Data excerpts:
------------------------------------------------------------------------

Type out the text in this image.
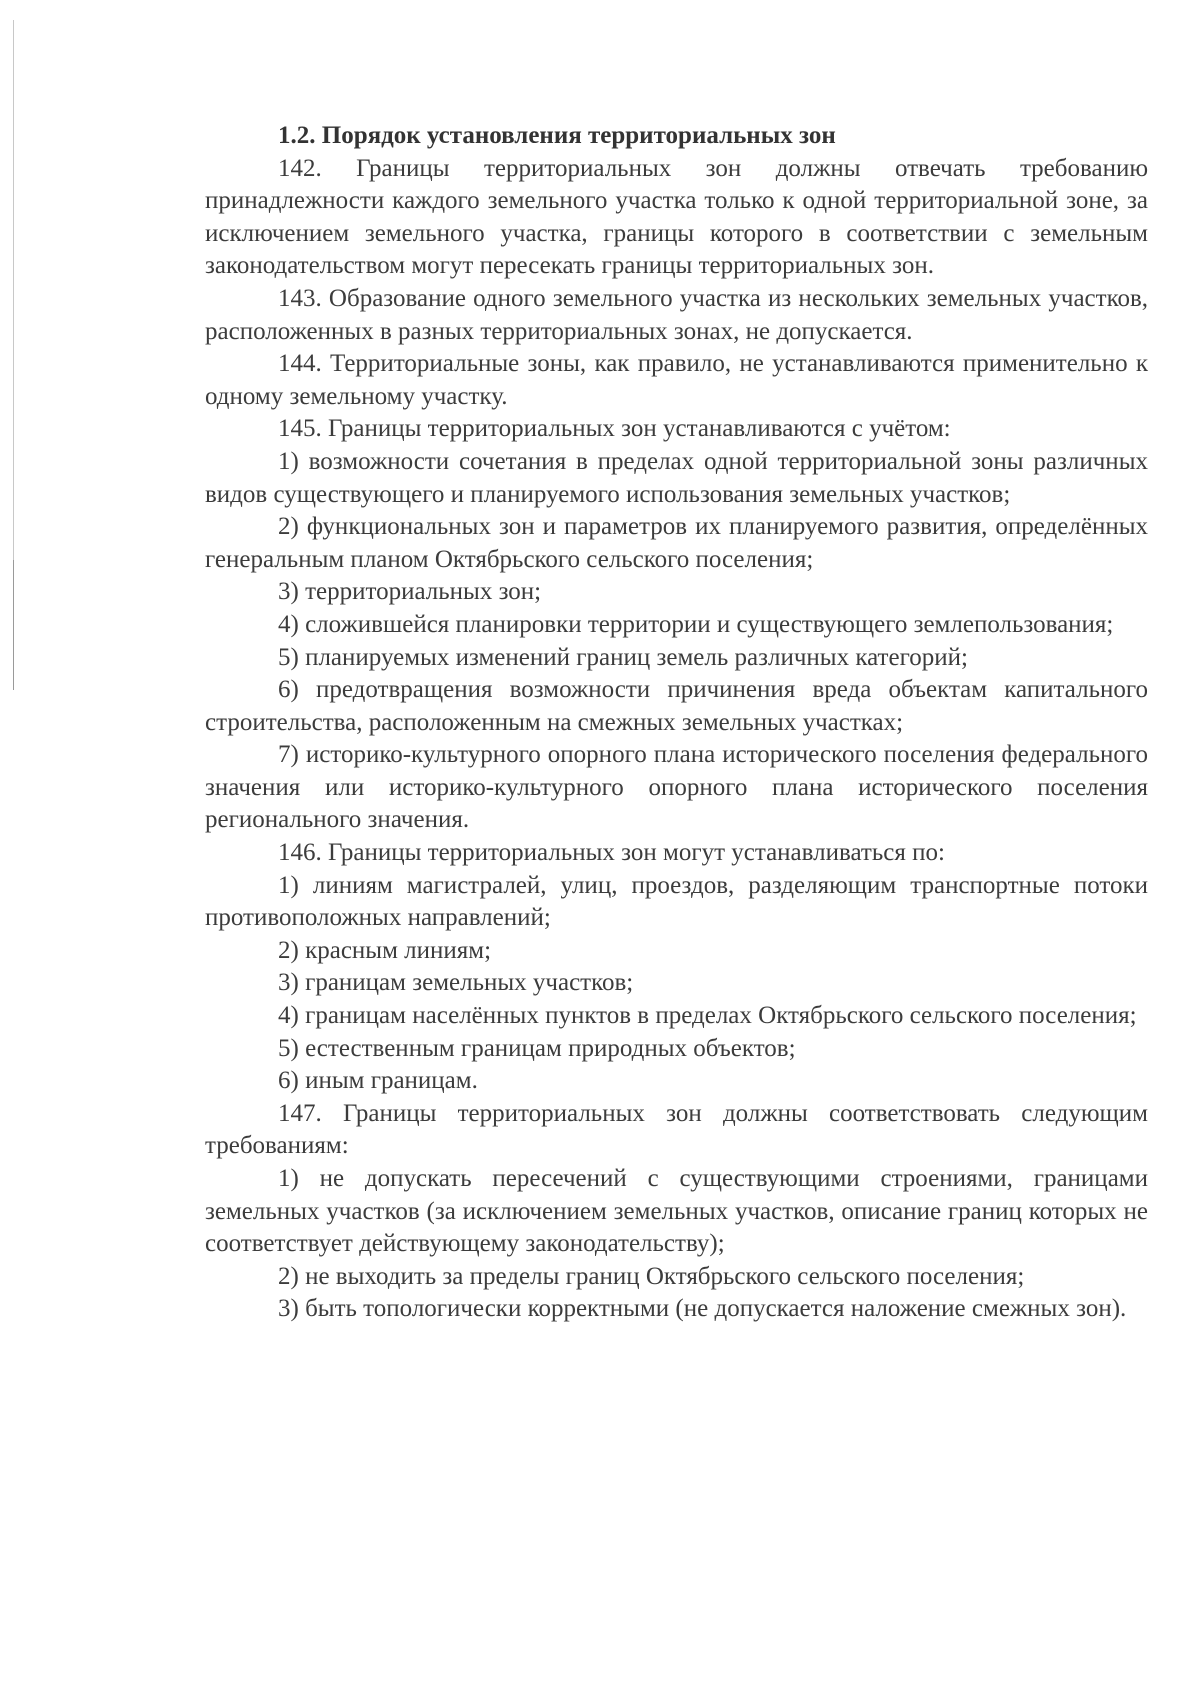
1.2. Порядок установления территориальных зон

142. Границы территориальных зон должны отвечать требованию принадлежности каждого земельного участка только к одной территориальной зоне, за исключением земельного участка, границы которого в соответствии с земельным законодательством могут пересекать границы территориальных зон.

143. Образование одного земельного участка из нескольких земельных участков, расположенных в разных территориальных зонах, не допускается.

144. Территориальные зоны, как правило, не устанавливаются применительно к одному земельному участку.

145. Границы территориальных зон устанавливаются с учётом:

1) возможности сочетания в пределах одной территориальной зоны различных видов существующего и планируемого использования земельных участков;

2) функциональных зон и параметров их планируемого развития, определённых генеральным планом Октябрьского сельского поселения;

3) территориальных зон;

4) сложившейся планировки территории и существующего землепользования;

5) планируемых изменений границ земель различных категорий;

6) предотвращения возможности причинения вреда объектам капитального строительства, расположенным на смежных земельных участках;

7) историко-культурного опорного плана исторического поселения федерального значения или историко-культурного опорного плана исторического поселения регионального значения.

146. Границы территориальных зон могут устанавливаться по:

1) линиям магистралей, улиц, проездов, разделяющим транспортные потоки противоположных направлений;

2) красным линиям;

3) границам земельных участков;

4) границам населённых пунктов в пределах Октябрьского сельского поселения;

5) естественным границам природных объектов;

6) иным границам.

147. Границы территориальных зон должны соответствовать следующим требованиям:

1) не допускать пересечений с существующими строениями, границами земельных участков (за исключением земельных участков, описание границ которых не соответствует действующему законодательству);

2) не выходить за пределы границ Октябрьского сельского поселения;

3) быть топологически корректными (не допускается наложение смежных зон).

------------------------------------------------------------------------

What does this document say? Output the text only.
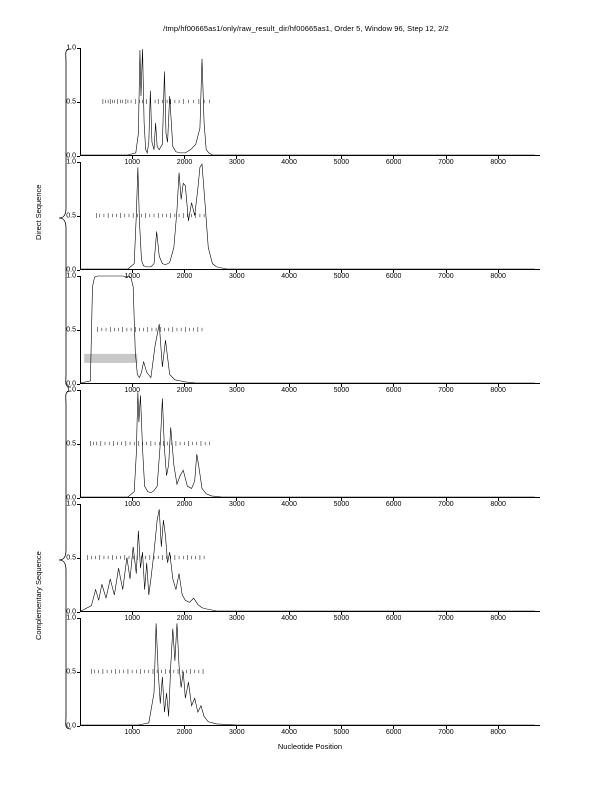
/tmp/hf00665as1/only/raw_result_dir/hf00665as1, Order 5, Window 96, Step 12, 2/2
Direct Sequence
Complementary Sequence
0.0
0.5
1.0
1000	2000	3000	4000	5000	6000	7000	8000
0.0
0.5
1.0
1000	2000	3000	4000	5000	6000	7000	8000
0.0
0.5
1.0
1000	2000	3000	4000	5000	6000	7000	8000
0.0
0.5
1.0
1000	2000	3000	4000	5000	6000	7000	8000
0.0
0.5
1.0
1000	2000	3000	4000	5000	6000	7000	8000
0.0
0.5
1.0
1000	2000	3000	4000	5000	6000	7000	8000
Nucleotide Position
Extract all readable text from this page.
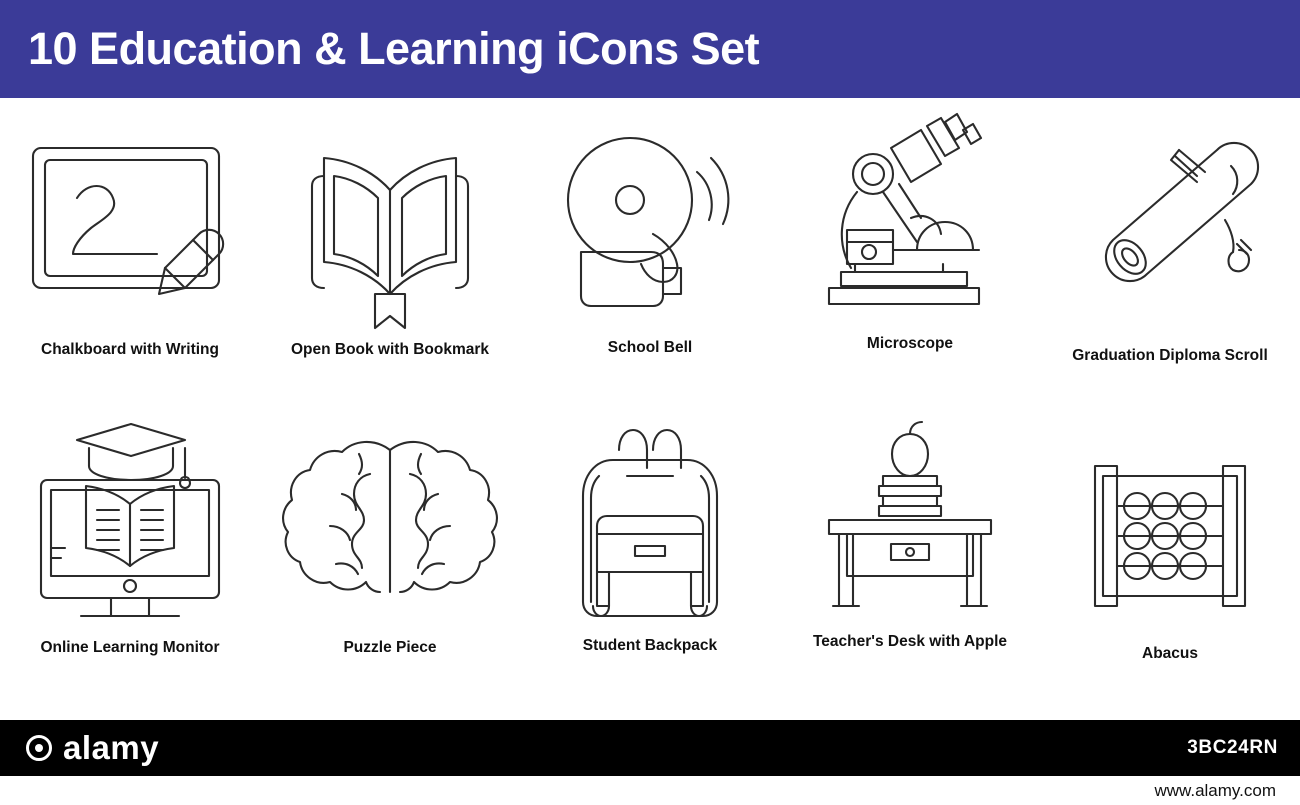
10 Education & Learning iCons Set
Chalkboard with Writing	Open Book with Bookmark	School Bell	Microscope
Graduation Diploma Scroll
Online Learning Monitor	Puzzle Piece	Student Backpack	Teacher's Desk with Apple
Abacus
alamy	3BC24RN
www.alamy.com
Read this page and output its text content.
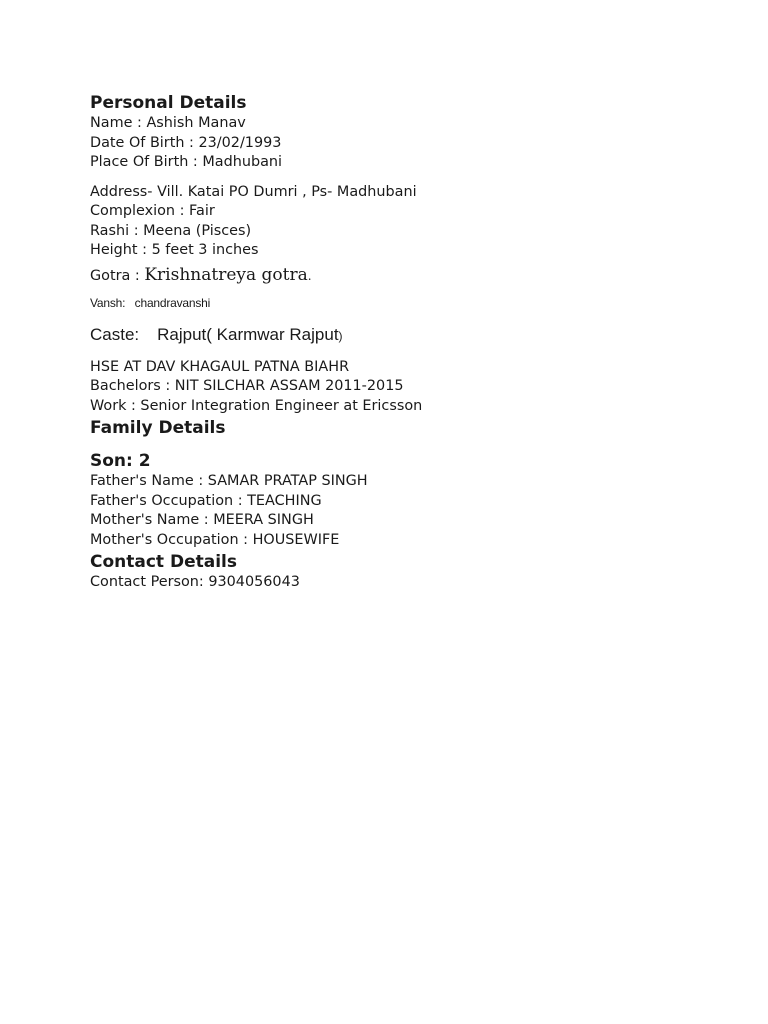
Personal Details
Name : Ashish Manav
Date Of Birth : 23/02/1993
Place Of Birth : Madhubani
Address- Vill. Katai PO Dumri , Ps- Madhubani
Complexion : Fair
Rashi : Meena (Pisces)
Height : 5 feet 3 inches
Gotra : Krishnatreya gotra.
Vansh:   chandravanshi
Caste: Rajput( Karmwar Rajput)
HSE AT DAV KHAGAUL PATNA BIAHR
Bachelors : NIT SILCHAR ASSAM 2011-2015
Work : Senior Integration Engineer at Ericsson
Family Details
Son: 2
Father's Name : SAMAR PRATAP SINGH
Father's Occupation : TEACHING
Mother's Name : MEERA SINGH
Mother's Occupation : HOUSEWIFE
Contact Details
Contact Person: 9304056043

------------------------------------------------------------------------

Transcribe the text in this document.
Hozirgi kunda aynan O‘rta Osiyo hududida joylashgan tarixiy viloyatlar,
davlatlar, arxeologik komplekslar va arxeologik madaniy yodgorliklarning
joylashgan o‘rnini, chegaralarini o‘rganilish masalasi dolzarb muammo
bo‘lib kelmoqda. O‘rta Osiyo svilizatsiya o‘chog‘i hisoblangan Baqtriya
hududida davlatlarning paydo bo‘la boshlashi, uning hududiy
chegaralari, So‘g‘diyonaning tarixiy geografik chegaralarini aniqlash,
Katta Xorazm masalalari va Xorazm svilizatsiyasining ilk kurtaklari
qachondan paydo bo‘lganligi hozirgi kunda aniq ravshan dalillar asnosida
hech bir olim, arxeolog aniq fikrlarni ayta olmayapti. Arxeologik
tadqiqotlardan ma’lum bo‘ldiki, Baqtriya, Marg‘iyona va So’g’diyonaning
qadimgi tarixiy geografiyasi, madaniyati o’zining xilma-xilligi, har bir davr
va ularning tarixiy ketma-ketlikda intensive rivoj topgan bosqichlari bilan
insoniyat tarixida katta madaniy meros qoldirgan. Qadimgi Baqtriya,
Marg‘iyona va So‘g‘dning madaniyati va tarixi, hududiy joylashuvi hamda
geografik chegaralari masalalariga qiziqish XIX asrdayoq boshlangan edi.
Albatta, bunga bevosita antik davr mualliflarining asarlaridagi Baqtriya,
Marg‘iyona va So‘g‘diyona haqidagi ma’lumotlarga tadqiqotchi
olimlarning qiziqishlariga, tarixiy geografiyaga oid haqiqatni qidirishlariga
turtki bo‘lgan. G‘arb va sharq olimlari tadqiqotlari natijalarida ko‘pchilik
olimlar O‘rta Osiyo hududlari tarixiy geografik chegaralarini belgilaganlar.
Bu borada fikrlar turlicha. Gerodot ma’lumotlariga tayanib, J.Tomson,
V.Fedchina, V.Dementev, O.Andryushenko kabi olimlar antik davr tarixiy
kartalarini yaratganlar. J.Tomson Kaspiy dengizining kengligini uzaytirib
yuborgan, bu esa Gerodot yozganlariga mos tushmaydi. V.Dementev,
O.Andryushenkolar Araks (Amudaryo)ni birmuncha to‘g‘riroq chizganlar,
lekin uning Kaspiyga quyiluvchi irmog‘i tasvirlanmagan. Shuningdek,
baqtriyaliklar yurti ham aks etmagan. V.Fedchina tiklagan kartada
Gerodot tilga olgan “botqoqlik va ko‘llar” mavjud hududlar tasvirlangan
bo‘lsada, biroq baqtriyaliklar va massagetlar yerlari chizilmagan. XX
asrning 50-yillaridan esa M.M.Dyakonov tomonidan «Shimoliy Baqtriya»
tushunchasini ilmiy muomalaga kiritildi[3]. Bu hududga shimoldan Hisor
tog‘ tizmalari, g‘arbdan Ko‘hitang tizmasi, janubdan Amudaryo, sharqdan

------------------------------------------------------------------------

Above are the entries; count how many of their lines contain the word "Details" and give only that number.

3